• [INPUT MATERIAL]
━━━━

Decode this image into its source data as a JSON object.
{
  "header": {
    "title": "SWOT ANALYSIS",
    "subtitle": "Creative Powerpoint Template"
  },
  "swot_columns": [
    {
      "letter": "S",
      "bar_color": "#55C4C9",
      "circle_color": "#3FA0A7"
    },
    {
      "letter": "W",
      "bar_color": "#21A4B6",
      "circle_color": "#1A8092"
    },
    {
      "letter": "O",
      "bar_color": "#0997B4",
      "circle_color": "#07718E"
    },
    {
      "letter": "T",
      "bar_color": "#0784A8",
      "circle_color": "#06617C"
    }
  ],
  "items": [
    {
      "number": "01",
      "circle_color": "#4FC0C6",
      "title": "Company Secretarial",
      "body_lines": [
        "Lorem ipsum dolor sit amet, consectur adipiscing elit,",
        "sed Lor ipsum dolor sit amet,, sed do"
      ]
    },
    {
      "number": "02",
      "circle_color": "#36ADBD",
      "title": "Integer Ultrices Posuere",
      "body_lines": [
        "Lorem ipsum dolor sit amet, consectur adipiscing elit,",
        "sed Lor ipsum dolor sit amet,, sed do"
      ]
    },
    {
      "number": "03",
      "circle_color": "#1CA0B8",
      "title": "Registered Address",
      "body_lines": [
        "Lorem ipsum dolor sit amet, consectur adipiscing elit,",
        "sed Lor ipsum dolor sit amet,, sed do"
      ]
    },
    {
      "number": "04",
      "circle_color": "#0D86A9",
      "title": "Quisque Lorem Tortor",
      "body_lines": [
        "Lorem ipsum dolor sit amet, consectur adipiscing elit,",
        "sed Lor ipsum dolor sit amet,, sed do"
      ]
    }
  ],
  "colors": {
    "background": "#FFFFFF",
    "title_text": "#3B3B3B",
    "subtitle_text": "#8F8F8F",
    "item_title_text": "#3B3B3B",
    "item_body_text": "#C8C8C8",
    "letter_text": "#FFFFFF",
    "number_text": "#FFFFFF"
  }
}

━━━━

• [EXERCISE DIRECTIONS] Every entry in the listing must be retyped exactly.

• [CORRECT OUTPUT]
Decode this image into its source data as a JSON object.
{
  "header": {
    "title": "SWOT ANALYSIS",
    "subtitle": "Creative Powerpoint Template"
  },
  "swot_columns": [
    {
      "letter": "S",
      "bar_color": "#55C4C9",
      "circle_color": "#3FA0A7"
    },
    {
      "letter": "W",
      "bar_color": "#21A4B6",
      "circle_color": "#1A8092"
    },
    {
      "letter": "O",
      "bar_color": "#0997B4",
      "circle_color": "#07718E"
    },
    {
      "letter": "T",
      "bar_color": "#0784A8",
      "circle_color": "#06617C"
    }
  ],
  "items": [
    {
      "number": "01",
      "circle_color": "#4FC0C6",
      "title": "Company Secretarial",
      "body_lines": [
        "Lorem ipsum dolor sit amet, consectur adipiscing elit,",
        "sed Lor ipsum dolor sit amet,, sed do"
      ]
    },
    {
      "number": "02",
      "circle_color": "#36ADBD",
      "title": "Integer Ultrices Posuere",
      "body_lines": [
        "Lorem ipsum dolor sit amet, consectur adipiscing elit,",
        "sed Lor ipsum dolor sit amet,, sed do"
      ]
    },
    {
      "number": "03",
      "circle_color": "#1CA0B8",
      "title": "Registered Address",
      "body_lines": [
        "Lorem ipsum dolor sit amet, consectur adipiscing elit,",
        "sed Lor ipsum dolor sit amet,, sed do"
      ]
    },
    {
      "number": "04",
      "circle_color": "#0D86A9",
      "title": "Quisque Lorem Tortor",
      "body_lines": [
        "Lorem ipsum dolor sit amet, consectur adipiscing elit,",
        "sed Lor ipsum dolor sit amet,, sed do"
      ]
    }
  ],
  "colors": {
    "background": "#FFFFFF",
    "title_text": "#3B3B3B",
    "subtitle_text": "#8F8F8F",
    "item_title_text": "#3B3B3B",
    "item_body_text": "#C8C8C8",
    "letter_text": "#FFFFFF",
    "number_text": "#FFFFFF"
  }
}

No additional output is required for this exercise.